* [EXERCISE INSTRUCTIONS]:
Drop the images; return everything else in the listing below exactly.

* [DATA IN THIS EXERCISE]:
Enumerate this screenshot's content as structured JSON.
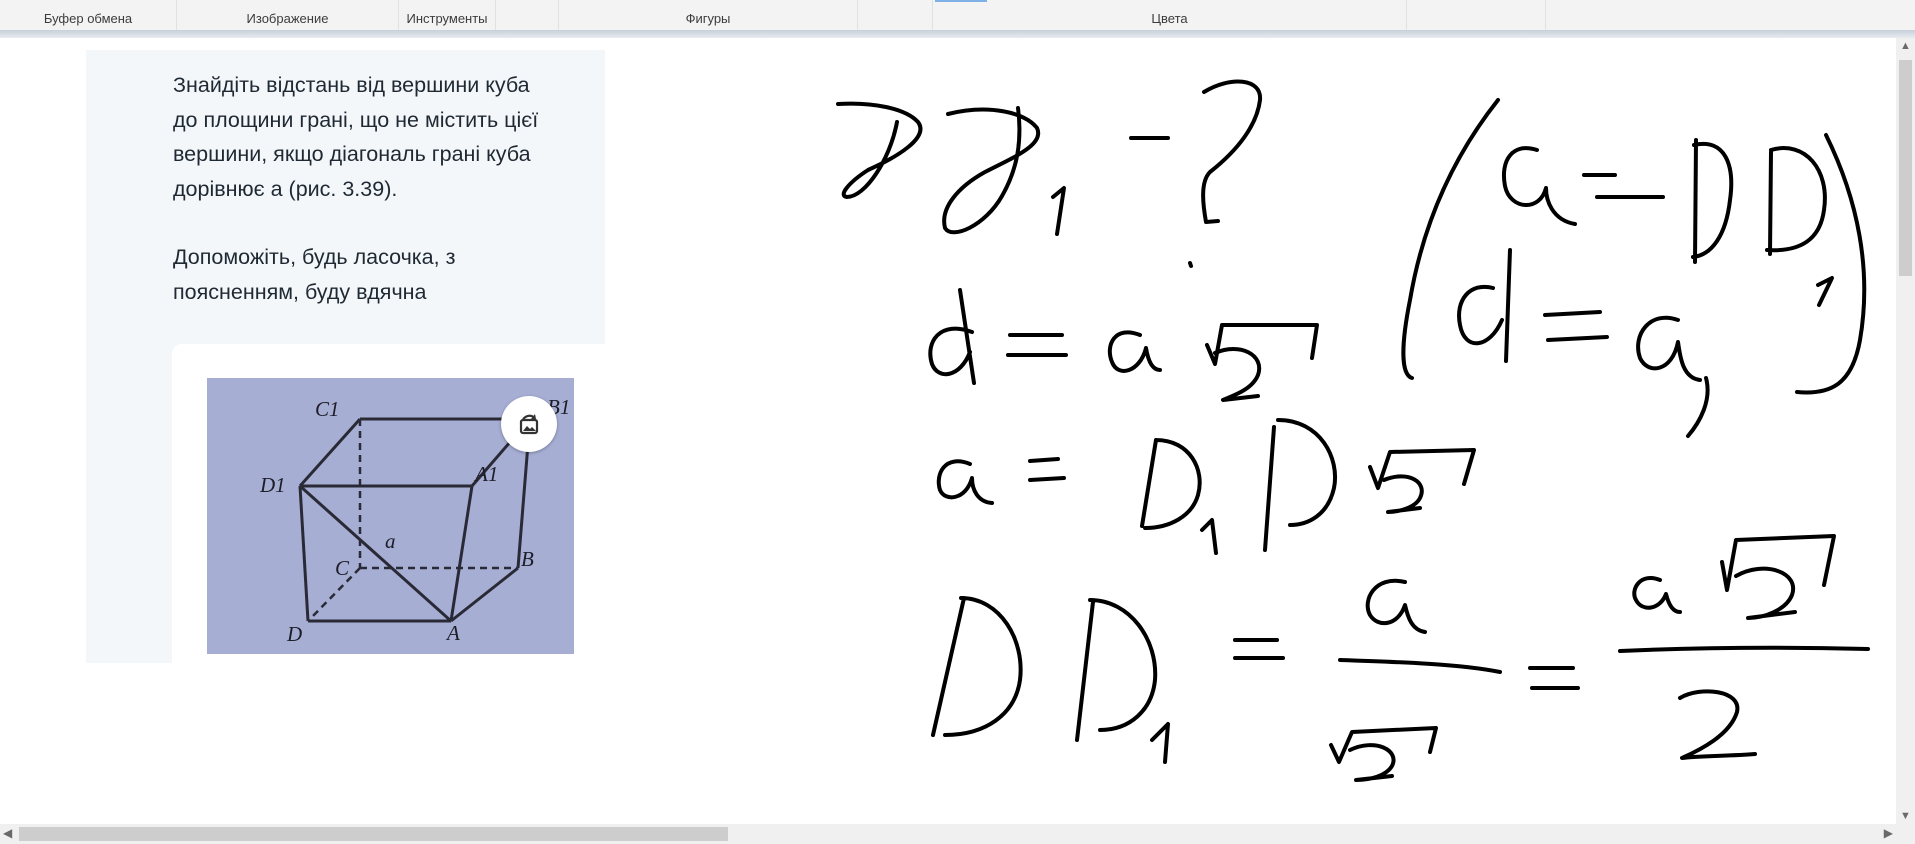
{
  "ribbon": {
    "groups": [
      "Буфер обмена",
      "Изображение",
      "Инструменты",
      "",
      "Фигуры",
      "",
      "Цвета",
      "",
      ""
    ]
  },
  "question": {
    "paragraph1": [
      "Знайдіть відстань від вершини куба",
      "до площини грані, що не містить цієї",
      "вершини, якщо діагональ грані куба",
      "дорівнює а (рис. 3.39)."
    ],
    "paragraph2": [
      "Допоможіть, будь ласочка, з",
      "поясненням, буду вдячна"
    ]
  },
  "figure": {
    "labels": [
      "C1",
      "B1",
      "D1",
      "A1",
      "a",
      "C",
      "B",
      "D",
      "A"
    ]
  },
  "icons": {
    "photo_button": "image-rotate-icon",
    "scroll_up": "arrow-up-icon",
    "scroll_down": "arrow-down-icon",
    "scroll_left": "arrow-left-icon",
    "scroll_right": "arrow-right-icon"
  },
  "colors": {
    "ribbon_bg": "#f3f3f3",
    "panel_bg": "#f4f7fa",
    "photo_bg": "#a6aed4",
    "ink": "#000000"
  }
}
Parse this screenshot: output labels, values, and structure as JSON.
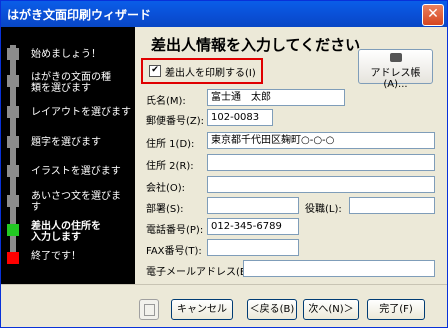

* [FULL OUTPUT]:
Enumerate this screenshot's content as structured JSON.
{
  "ribbon": {
    "groups": [
      "Буфер обмена",
      "Изображение",
      "Инструменты",
      "",
      "Фигуры",
      "",
      "Цвета",
      "",
      ""
    ]
  },
  "question": {
    "paragraph1": [
      "Знайдіть відстань від вершини куба",
      "до площини грані, що не містить цієї",
      "вершини, якщо діагональ грані куба",
      "дорівнює а (рис. 3.39)."
    ],
    "paragraph2": [
      "Допоможіть, будь ласочка, з",
      "поясненням, буду вдячна"
    ]
  },
  "figure": {
    "labels": [
      "C1",
      "B1",
      "D1",
      "A1",
      "a",
      "C",
      "B",
      "D",
      "A"
    ]
  },
  "icons": {
    "photo_button": "image-rotate-icon",
    "scroll_up": "arrow-up-icon",
    "scroll_down": "arrow-down-icon",
    "scroll_left": "arrow-left-icon",
    "scroll_right": "arrow-right-icon"
  },
  "colors": {
    "ribbon_bg": "#f3f3f3",
    "panel_bg": "#f4f7fa",
    "photo_bg": "#a6aed4",
    "ink": "#000000"
  }
}
Parse this screenshot: output labels, values, and structure as JSON.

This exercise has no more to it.